## Given request
Leave the pictures out. Return all other data exactly.

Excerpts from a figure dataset
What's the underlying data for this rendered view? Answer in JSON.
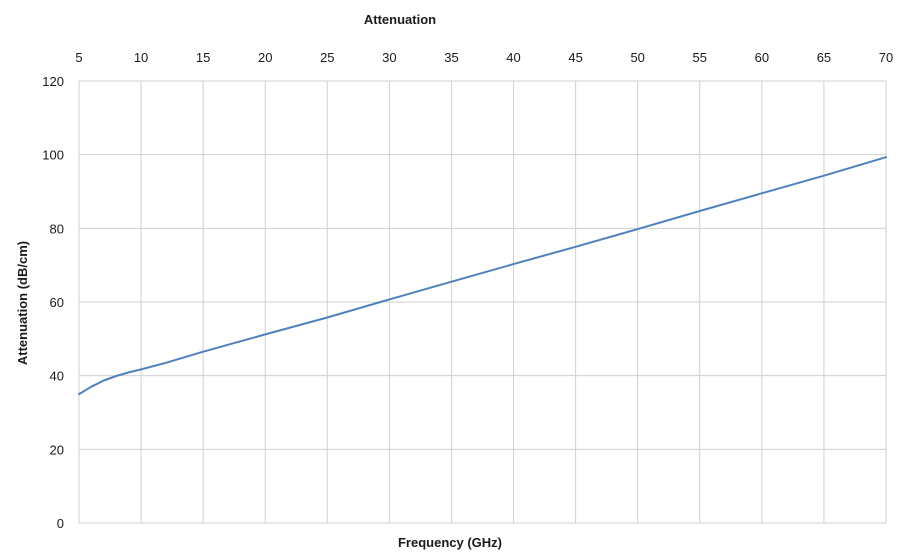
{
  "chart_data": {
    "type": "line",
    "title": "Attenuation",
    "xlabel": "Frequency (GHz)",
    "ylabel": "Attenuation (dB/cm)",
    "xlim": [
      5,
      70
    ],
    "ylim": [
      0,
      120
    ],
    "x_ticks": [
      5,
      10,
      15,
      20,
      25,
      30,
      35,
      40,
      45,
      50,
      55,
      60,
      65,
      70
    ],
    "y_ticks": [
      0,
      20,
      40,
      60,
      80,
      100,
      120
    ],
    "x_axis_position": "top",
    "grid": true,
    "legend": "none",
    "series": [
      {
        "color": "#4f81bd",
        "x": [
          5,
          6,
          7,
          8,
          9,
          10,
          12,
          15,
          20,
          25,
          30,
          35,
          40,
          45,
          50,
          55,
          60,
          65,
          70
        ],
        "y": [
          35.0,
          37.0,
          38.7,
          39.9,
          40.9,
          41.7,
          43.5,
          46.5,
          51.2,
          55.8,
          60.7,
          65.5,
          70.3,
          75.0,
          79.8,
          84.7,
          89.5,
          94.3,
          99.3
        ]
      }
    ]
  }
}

## Exercise response
What's the underlying data for this rendered view? Answer in JSON.
{
  "chart_data": {
    "type": "line",
    "title": "Attenuation",
    "xlabel": "Frequency (GHz)",
    "ylabel": "Attenuation (dB/cm)",
    "xlim": [
      5,
      70
    ],
    "ylim": [
      0,
      120
    ],
    "x_ticks": [
      5,
      10,
      15,
      20,
      25,
      30,
      35,
      40,
      45,
      50,
      55,
      60,
      65,
      70
    ],
    "y_ticks": [
      0,
      20,
      40,
      60,
      80,
      100,
      120
    ],
    "x_axis_position": "top",
    "grid": true,
    "legend": "none",
    "series": [
      {
        "color": "#4f81bd",
        "x": [
          5,
          6,
          7,
          8,
          9,
          10,
          12,
          15,
          20,
          25,
          30,
          35,
          40,
          45,
          50,
          55,
          60,
          65,
          70
        ],
        "y": [
          35.0,
          37.0,
          38.7,
          39.9,
          40.9,
          41.7,
          43.5,
          46.5,
          51.2,
          55.8,
          60.7,
          65.5,
          70.3,
          75.0,
          79.8,
          84.7,
          89.5,
          94.3,
          99.3
        ]
      }
    ]
  }
}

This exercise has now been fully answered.